◆ Task instructions
Scan the lines and state how many carry "canal". Leave out everything but the number.

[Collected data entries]
[start]
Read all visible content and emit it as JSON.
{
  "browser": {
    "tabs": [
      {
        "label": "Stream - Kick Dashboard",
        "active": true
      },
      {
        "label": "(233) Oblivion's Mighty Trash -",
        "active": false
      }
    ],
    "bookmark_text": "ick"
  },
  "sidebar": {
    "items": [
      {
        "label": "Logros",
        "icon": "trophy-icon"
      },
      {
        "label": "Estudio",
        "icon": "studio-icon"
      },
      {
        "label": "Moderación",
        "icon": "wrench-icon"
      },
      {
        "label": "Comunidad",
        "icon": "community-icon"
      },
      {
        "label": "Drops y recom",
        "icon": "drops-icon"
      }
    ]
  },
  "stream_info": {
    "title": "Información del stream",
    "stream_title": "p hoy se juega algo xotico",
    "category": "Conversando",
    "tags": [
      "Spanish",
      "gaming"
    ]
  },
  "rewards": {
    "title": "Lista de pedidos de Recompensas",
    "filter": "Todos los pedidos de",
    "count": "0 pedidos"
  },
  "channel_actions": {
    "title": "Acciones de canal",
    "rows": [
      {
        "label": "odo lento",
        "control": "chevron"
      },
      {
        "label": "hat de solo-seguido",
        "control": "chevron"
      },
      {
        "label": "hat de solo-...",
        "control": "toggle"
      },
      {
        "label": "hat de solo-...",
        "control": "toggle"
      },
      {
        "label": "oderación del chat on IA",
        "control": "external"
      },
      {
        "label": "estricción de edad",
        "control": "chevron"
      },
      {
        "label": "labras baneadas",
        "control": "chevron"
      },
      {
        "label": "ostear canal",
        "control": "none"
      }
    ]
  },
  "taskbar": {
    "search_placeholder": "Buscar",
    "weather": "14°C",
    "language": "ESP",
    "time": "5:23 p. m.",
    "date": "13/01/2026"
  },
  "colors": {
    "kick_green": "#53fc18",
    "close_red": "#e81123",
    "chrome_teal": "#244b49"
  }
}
[end]
◆ Solution to this problem
2